**Aim of the task:** Images are not part of the copy; transcribe all the data exactly.

**Provided entries:**
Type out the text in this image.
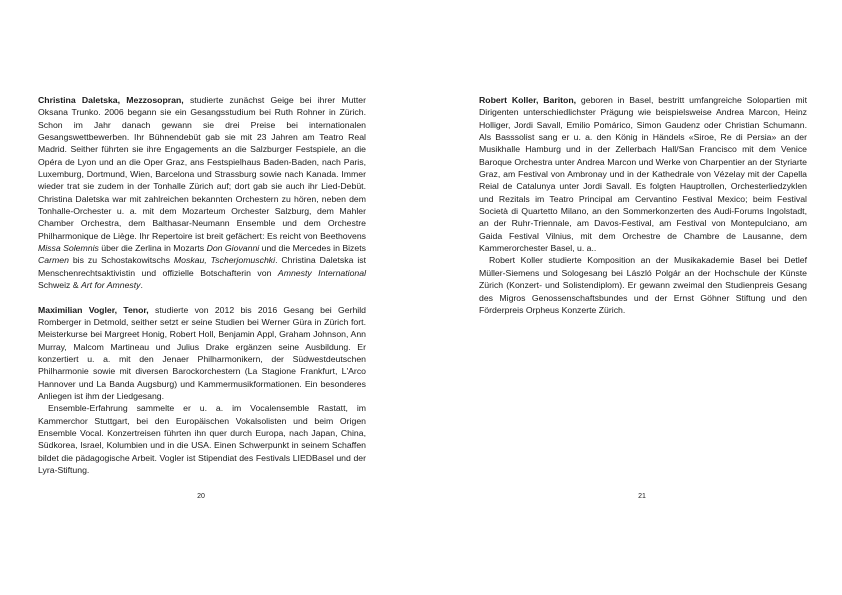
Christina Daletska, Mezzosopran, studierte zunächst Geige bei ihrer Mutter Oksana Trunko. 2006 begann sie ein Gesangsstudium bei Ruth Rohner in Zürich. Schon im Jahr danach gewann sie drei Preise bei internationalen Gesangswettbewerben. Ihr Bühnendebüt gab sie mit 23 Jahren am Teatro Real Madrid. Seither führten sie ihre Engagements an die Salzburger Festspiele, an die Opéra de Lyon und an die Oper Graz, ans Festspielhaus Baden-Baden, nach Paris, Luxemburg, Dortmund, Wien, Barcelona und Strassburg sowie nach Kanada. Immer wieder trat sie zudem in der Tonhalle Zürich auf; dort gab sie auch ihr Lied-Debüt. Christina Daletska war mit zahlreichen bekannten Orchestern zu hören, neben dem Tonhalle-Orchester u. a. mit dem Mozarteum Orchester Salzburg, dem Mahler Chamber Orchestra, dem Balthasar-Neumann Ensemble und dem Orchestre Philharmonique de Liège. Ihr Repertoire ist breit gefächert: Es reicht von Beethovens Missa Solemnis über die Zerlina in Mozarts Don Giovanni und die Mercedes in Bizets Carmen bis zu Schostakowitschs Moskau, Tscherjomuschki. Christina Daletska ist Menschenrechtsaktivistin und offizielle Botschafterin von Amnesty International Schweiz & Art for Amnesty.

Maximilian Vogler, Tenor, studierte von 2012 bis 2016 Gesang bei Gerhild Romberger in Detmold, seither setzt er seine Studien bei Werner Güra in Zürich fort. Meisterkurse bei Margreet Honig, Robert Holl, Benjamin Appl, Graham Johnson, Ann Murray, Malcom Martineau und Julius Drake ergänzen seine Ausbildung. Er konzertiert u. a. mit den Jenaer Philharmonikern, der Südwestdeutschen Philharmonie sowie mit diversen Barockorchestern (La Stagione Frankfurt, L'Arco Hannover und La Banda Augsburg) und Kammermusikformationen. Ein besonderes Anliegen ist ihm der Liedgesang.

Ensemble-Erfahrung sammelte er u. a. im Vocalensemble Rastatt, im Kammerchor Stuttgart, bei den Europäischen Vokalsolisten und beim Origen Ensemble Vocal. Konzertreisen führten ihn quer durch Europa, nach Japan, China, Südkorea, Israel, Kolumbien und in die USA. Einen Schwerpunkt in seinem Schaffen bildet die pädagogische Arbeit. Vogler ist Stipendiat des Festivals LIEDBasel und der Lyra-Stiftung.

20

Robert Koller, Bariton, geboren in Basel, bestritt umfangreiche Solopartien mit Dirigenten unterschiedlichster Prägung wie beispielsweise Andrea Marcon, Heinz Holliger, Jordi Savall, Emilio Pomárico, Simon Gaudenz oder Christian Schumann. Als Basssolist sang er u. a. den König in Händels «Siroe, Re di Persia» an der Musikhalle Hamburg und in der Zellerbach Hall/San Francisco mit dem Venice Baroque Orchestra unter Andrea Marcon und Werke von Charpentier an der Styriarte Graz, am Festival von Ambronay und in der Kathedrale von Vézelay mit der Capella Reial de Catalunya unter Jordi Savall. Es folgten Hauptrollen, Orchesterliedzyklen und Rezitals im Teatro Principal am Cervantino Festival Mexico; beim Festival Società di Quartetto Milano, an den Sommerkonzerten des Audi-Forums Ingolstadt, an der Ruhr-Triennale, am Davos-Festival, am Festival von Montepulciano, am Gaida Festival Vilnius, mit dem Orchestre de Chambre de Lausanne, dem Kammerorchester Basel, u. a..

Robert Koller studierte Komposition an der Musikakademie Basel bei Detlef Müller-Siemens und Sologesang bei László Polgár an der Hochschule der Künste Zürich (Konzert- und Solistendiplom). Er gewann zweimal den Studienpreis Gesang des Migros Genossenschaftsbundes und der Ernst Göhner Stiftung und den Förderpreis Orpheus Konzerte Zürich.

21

**Response:**
Type out the text in this image.
Christina Daletska, Mezzosopran, studierte zunächst Geige bei ihrer Mutter Oksana Trunko. 2006 begann sie ein Gesangsstudium bei Ruth Rohner in Zürich. Schon im Jahr danach gewann sie drei Preise bei internationalen Gesangswettbewerben. Ihr Bühnendebüt gab sie mit 23 Jahren am Teatro Real Madrid. Seither führten sie ihre Engagements an die Salzburger Festspiele, an die Opéra de Lyon und an die Oper Graz, ans Festspielhaus Baden-Baden, nach Paris, Luxemburg, Dortmund, Wien, Barcelona und Strassburg sowie nach Kanada. Immer wieder trat sie zudem in der Tonhalle Zürich auf; dort gab sie auch ihr Lied-Debüt. Christina Daletska war mit zahlreichen bekannten Orchestern zu hören, neben dem Tonhalle-Orchester u. a. mit dem Mozarteum Orchester Salzburg, dem Mahler Chamber Orchestra, dem Balthasar-Neumann Ensemble und dem Orchestre Philharmonique de Liège. Ihr Repertoire ist breit gefächert: Es reicht von Beethovens Missa Solemnis über die Zerlina in Mozarts Don Giovanni und die Mercedes in Bizets Carmen bis zu Schostakowitschs Moskau, Tscherjomuschki. Christina Daletska ist Menschenrechtsaktivistin und offizielle Botschafterin von Amnesty International Schweiz & Art for Amnesty.

Maximilian Vogler, Tenor, studierte von 2012 bis 2016 Gesang bei Gerhild Romberger in Detmold, seither setzt er seine Studien bei Werner Güra in Zürich fort. Meisterkurse bei Margreet Honig, Robert Holl, Benjamin Appl, Graham Johnson, Ann Murray, Malcom Martineau und Julius Drake ergänzen seine Ausbildung. Er konzertiert u. a. mit den Jenaer Philharmonikern, der Südwestdeutschen Philharmonie sowie mit diversen Barockorchestern (La Stagione Frankfurt, L'Arco Hannover und La Banda Augsburg) und Kammermusikformationen. Ein besonderes Anliegen ist ihm der Liedgesang.

Ensemble-Erfahrung sammelte er u. a. im Vocalensemble Rastatt, im Kammerchor Stuttgart, bei den Europäischen Vokalsolisten und beim Origen Ensemble Vocal. Konzertreisen führten ihn quer durch Europa, nach Japan, China, Südkorea, Israel, Kolumbien und in die USA. Einen Schwerpunkt in seinem Schaffen bildet die pädagogische Arbeit. Vogler ist Stipendiat des Festivals LIEDBasel und der Lyra-Stiftung.

20

Robert Koller, Bariton, geboren in Basel, bestritt umfangreiche Solopartien mit Dirigenten unterschiedlichster Prägung wie beispielsweise Andrea Marcon, Heinz Holliger, Jordi Savall, Emilio Pomárico, Simon Gaudenz oder Christian Schumann. Als Basssolist sang er u. a. den König in Händels «Siroe, Re di Persia» an der Musikhalle Hamburg und in der Zellerbach Hall/San Francisco mit dem Venice Baroque Orchestra unter Andrea Marcon und Werke von Charpentier an der Styriarte Graz, am Festival von Ambronay und in der Kathedrale von Vézelay mit der Capella Reial de Catalunya unter Jordi Savall. Es folgten Hauptrollen, Orchesterliedzyklen und Rezitals im Teatro Principal am Cervantino Festival Mexico; beim Festival Società di Quartetto Milano, an den Sommerkonzerten des Audi-Forums Ingolstadt, an der Ruhr-Triennale, am Davos-Festival, am Festival von Montepulciano, am Gaida Festival Vilnius, mit dem Orchestre de Chambre de Lausanne, dem Kammerorchester Basel, u. a..

Robert Koller studierte Komposition an der Musikakademie Basel bei Detlef Müller-Siemens und Sologesang bei László Polgár an der Hochschule der Künste Zürich (Konzert- und Solistendiplom). Er gewann zweimal den Studienpreis Gesang des Migros Genossenschaftsbundes und der Ernst Göhner Stiftung und den Förderpreis Orpheus Konzerte Zürich.

21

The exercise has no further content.